> **DIRECTIVE**:
Collect all lines from the listing that include the string "warrant".

[Collected data entries]
• • •

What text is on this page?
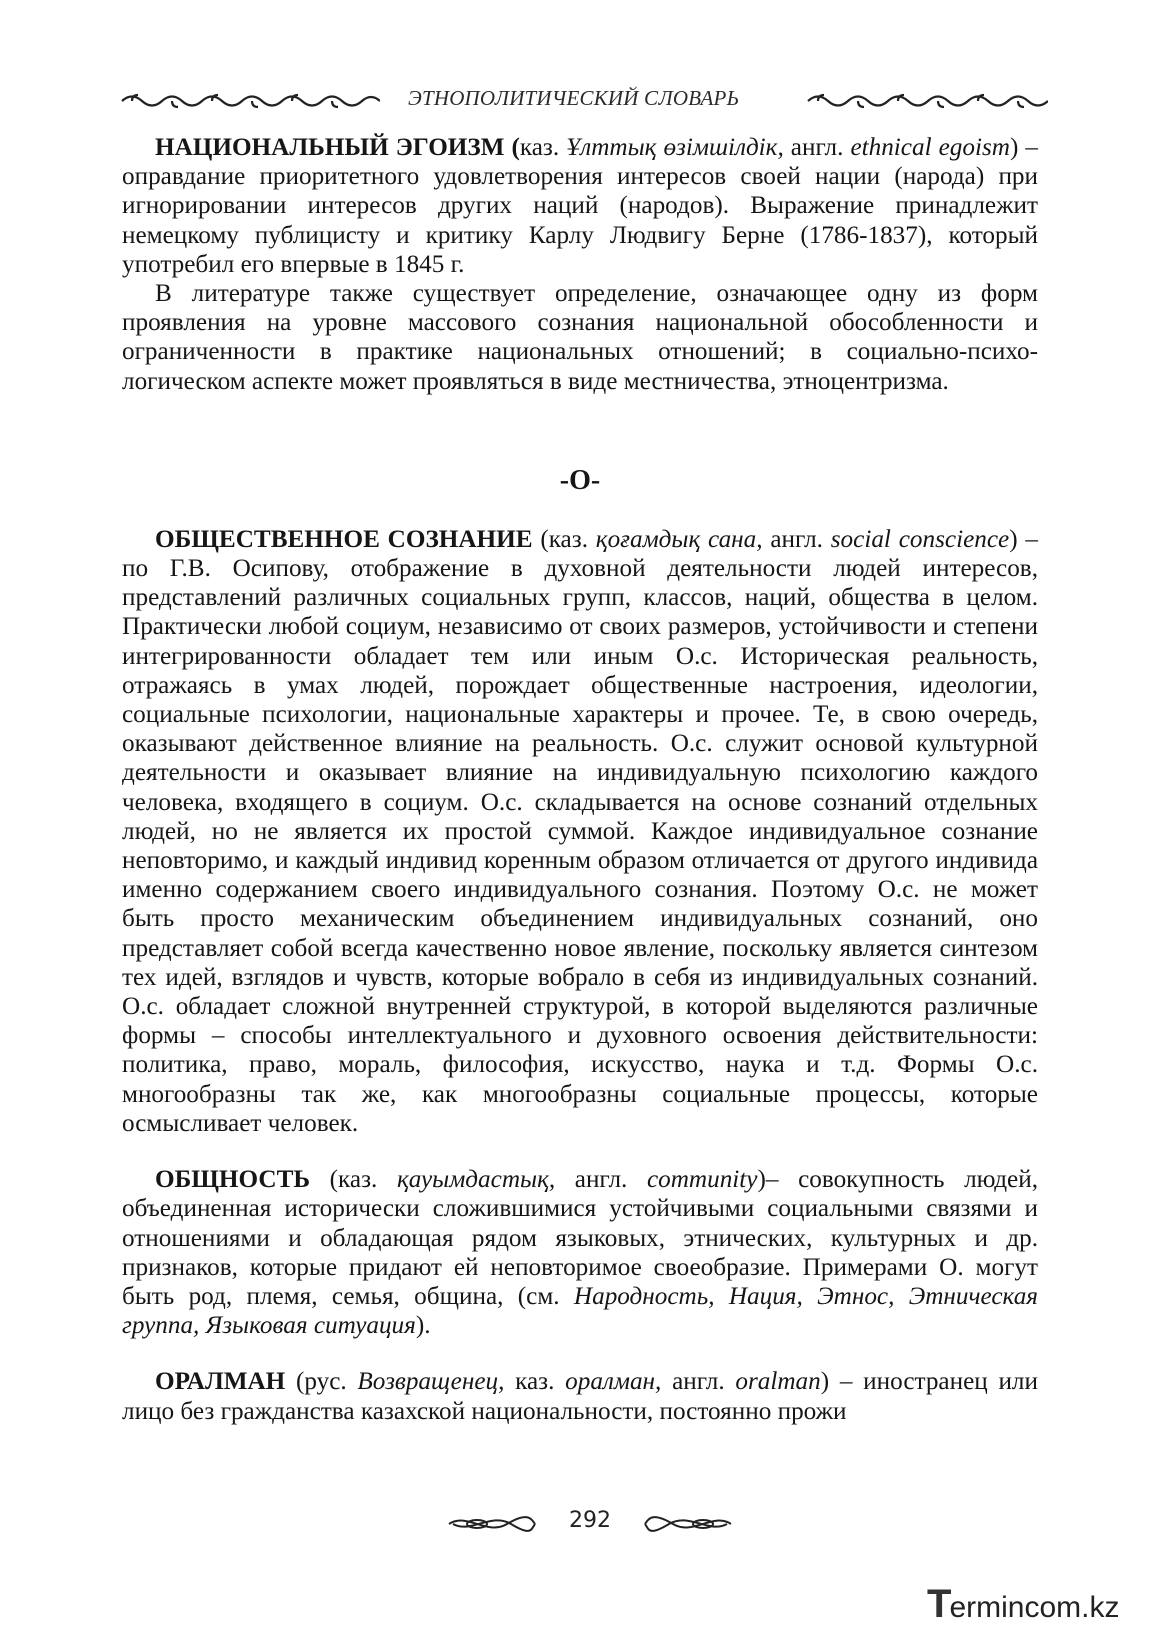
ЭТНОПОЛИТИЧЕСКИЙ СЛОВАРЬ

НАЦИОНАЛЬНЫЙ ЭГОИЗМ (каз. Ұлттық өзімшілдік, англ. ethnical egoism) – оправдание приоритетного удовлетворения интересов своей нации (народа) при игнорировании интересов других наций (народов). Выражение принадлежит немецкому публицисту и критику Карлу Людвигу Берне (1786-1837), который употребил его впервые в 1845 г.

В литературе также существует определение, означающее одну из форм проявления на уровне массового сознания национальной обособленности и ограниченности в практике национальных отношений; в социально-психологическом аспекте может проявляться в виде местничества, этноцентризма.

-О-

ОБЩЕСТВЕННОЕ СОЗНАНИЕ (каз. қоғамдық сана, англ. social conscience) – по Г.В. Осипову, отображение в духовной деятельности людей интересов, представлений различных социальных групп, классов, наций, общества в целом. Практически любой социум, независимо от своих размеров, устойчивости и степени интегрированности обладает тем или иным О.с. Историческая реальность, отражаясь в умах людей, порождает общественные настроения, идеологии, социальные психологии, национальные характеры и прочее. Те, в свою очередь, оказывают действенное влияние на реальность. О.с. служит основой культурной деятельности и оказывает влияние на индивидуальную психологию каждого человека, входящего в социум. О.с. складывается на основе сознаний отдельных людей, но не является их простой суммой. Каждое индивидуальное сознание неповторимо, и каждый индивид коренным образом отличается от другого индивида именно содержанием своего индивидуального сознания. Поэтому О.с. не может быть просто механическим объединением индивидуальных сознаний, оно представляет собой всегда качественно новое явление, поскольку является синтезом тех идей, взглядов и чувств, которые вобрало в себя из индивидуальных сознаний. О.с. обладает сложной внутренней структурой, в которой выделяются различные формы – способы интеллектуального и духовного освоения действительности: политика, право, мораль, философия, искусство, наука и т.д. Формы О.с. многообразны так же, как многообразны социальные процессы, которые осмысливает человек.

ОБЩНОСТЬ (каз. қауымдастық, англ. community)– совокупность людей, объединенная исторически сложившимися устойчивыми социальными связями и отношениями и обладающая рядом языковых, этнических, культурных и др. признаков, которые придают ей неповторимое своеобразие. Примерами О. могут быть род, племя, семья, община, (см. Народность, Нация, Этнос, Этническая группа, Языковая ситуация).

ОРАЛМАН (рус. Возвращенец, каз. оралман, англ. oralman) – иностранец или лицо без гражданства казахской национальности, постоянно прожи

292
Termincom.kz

• • •

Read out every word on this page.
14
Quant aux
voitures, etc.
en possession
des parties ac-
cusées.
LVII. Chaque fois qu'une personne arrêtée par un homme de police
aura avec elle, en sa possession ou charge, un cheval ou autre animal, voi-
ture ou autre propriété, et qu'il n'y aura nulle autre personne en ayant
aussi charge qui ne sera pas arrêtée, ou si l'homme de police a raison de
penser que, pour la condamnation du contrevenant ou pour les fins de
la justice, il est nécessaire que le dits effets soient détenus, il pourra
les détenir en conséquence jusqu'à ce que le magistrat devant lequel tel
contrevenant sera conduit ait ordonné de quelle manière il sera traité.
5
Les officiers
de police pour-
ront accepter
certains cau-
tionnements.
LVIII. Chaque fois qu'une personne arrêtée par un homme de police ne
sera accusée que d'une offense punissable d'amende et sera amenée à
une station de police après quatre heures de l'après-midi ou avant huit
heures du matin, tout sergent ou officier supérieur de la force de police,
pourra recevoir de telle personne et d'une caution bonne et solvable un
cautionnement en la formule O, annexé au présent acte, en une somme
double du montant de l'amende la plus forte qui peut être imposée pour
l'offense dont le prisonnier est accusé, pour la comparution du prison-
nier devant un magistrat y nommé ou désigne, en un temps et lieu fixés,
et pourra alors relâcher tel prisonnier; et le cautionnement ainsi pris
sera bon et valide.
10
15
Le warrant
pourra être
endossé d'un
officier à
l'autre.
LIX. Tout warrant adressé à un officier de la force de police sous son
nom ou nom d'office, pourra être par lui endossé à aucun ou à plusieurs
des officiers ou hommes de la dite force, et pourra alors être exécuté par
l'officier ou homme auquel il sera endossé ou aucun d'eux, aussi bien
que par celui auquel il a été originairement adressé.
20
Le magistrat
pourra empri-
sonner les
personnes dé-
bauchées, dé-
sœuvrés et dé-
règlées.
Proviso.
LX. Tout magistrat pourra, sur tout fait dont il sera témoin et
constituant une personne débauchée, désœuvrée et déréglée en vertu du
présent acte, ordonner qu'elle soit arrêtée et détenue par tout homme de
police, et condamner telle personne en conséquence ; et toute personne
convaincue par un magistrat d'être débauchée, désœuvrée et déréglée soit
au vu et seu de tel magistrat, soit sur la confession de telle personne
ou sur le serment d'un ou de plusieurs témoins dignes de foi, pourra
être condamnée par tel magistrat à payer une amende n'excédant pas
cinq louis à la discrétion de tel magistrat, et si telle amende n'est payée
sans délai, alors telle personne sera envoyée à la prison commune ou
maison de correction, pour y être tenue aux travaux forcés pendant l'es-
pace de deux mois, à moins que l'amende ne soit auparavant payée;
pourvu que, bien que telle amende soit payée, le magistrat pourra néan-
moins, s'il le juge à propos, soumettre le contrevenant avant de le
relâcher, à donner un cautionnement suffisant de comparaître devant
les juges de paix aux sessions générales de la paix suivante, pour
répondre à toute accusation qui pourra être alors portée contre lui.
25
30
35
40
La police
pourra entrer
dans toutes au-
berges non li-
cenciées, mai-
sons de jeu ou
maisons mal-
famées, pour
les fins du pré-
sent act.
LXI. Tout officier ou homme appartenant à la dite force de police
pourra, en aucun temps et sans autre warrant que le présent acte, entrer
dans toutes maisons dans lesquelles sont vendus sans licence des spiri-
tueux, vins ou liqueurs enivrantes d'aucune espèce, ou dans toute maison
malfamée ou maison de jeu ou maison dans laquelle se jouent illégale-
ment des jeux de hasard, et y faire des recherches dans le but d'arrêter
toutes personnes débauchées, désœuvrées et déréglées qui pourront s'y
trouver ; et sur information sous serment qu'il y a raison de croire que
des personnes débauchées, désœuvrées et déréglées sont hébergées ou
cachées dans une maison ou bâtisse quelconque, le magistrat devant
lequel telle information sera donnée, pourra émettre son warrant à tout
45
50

• • •

> **TASK ANSWER**:
Le warrant
LIX. Tout warrant adressé à un officier de la force de police sous son
pourra, en aucun temps et sans autre warrant que le présent acte, entrer
lequel telle information sera donnée, pourra émettre son warrant à tout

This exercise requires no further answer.